#### [EXERCISE DIRECTIONS]
Restate the records in their entirety, word for word.

#### [RECORD EXCERPTS]
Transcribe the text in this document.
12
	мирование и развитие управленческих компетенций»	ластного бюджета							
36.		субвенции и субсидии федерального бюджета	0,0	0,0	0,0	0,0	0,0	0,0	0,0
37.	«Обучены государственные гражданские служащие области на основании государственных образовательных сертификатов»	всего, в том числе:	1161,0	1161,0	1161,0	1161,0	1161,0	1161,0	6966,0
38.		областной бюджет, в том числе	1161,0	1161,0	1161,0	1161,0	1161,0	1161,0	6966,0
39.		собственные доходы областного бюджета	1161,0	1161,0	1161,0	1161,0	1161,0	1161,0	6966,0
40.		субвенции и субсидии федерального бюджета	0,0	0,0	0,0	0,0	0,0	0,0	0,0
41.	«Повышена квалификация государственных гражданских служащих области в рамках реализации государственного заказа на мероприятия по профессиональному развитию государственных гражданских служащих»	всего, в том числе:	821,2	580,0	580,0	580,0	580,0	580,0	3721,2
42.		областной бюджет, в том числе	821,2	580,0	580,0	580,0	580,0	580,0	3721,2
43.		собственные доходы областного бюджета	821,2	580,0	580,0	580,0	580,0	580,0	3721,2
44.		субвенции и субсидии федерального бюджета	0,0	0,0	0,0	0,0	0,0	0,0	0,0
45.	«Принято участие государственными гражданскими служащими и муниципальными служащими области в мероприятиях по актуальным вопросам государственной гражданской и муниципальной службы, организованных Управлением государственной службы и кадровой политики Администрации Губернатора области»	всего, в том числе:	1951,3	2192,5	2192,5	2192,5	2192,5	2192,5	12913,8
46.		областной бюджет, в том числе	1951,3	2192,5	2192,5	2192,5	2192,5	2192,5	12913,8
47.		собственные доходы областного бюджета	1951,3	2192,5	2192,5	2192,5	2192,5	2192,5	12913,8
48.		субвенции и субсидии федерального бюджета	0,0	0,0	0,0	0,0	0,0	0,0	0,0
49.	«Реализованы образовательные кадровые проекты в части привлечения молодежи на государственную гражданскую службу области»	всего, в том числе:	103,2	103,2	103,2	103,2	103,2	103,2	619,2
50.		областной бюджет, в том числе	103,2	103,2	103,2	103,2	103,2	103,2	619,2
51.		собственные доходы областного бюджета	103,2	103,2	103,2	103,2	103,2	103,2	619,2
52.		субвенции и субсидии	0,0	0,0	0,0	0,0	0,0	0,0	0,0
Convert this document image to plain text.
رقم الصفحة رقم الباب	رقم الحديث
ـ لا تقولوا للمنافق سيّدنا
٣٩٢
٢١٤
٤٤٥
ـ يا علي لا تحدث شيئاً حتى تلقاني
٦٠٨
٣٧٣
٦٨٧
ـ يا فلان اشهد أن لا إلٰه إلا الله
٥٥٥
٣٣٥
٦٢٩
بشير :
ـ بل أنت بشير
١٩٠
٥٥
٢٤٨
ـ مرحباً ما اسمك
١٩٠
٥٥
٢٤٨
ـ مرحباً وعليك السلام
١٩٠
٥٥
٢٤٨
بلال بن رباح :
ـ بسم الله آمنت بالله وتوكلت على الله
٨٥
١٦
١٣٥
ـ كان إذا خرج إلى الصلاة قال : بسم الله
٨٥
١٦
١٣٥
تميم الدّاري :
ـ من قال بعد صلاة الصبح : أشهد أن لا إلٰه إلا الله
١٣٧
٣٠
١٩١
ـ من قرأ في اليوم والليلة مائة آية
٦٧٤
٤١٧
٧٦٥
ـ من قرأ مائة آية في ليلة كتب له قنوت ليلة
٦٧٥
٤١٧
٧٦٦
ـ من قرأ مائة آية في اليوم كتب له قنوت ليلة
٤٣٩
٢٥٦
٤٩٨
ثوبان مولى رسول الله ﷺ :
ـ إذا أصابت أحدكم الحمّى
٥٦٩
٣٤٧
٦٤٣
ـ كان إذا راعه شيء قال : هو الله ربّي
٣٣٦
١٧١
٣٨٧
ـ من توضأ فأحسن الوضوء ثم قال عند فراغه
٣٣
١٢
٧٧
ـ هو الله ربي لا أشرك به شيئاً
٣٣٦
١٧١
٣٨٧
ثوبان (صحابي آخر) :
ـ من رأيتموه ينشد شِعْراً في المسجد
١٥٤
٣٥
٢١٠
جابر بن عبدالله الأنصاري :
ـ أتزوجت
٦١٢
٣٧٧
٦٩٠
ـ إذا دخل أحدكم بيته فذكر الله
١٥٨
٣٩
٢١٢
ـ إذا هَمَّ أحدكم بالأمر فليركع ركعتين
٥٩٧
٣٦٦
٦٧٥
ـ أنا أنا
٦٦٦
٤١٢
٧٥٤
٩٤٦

#### [THE RESPONSE]
Transcribe the text in this document.
12
	мирование и развитие управленческих компетенций»	ластного бюджета							
36.		субвенции и субсидии федерального бюджета	0,0	0,0	0,0	0,0	0,0	0,0	0,0
37.	«Обучены государственные гражданские служащие области на основании государственных образовательных сертификатов»	всего, в том числе:	1161,0	1161,0	1161,0	1161,0	1161,0	1161,0	6966,0
38.		областной бюджет, в том числе	1161,0	1161,0	1161,0	1161,0	1161,0	1161,0	6966,0
39.		собственные доходы областного бюджета	1161,0	1161,0	1161,0	1161,0	1161,0	1161,0	6966,0
40.		субвенции и субсидии федерального бюджета	0,0	0,0	0,0	0,0	0,0	0,0	0,0
41.	«Повышена квалификация государственных гражданских служащих области в рамках реализации государственного заказа на мероприятия по профессиональному развитию государственных гражданских служащих»	всего, в том числе:	821,2	580,0	580,0	580,0	580,0	580,0	3721,2
42.		областной бюджет, в том числе	821,2	580,0	580,0	580,0	580,0	580,0	3721,2
43.		собственные доходы областного бюджета	821,2	580,0	580,0	580,0	580,0	580,0	3721,2
44.		субвенции и субсидии федерального бюджета	0,0	0,0	0,0	0,0	0,0	0,0	0,0
45.	«Принято участие государственными гражданскими служащими и муниципальными служащими области в мероприятиях по актуальным вопросам государственной гражданской и муниципальной службы, организованных Управлением государственной службы и кадровой политики Администрации Губернатора области»	всего, в том числе:	1951,3	2192,5	2192,5	2192,5	2192,5	2192,5	12913,8
46.		областной бюджет, в том числе	1951,3	2192,5	2192,5	2192,5	2192,5	2192,5	12913,8
47.		собственные доходы областного бюджета	1951,3	2192,5	2192,5	2192,5	2192,5	2192,5	12913,8
48.		субвенции и субсидии федерального бюджета	0,0	0,0	0,0	0,0	0,0	0,0	0,0
49.	«Реализованы образовательные кадровые проекты в части привлечения молодежи на государственную гражданскую службу области»	всего, в том числе:	103,2	103,2	103,2	103,2	103,2	103,2	619,2
50.		областной бюджет, в том числе	103,2	103,2	103,2	103,2	103,2	103,2	619,2
51.		собственные доходы областного бюджета	103,2	103,2	103,2	103,2	103,2	103,2	619,2
52.		субвенции и субсидии	0,0	0,0	0,0	0,0	0,0	0,0	0,0
Convert this document image to plain text.
رقم الصفحة رقم الباب	رقم الحديث
ـ لا تقولوا للمنافق سيّدنا
٣٩٢
٢١٤
٤٤٥
ـ يا علي لا تحدث شيئاً حتى تلقاني
٦٠٨
٣٧٣
٦٨٧
ـ يا فلان اشهد أن لا إلٰه إلا الله
٥٥٥
٣٣٥
٦٢٩
بشير :
ـ بل أنت بشير
١٩٠
٥٥
٢٤٨
ـ مرحباً ما اسمك
١٩٠
٥٥
٢٤٨
ـ مرحباً وعليك السلام
١٩٠
٥٥
٢٤٨
بلال بن رباح :
ـ بسم الله آمنت بالله وتوكلت على الله
٨٥
١٦
١٣٥
ـ كان إذا خرج إلى الصلاة قال : بسم الله
٨٥
١٦
١٣٥
تميم الدّاري :
ـ من قال بعد صلاة الصبح : أشهد أن لا إلٰه إلا الله
١٣٧
٣٠
١٩١
ـ من قرأ في اليوم والليلة مائة آية
٦٧٤
٤١٧
٧٦٥
ـ من قرأ مائة آية في ليلة كتب له قنوت ليلة
٦٧٥
٤١٧
٧٦٦
ـ من قرأ مائة آية في اليوم كتب له قنوت ليلة
٤٣٩
٢٥٦
٤٩٨
ثوبان مولى رسول الله ﷺ :
ـ إذا أصابت أحدكم الحمّى
٥٦٩
٣٤٧
٦٤٣
ـ كان إذا راعه شيء قال : هو الله ربّي
٣٣٦
١٧١
٣٨٧
ـ من توضأ فأحسن الوضوء ثم قال عند فراغه
٣٣
١٢
٧٧
ـ هو الله ربي لا أشرك به شيئاً
٣٣٦
١٧١
٣٨٧
ثوبان (صحابي آخر) :
ـ من رأيتموه ينشد شِعْراً في المسجد
١٥٤
٣٥
٢١٠
جابر بن عبدالله الأنصاري :
ـ أتزوجت
٦١٢
٣٧٧
٦٩٠
ـ إذا دخل أحدكم بيته فذكر الله
١٥٨
٣٩
٢١٢
ـ إذا هَمَّ أحدكم بالأمر فليركع ركعتين
٥٩٧
٣٦٦
٦٧٥
ـ أنا أنا
٦٦٦
٤١٢
٧٥٤
٩٤٦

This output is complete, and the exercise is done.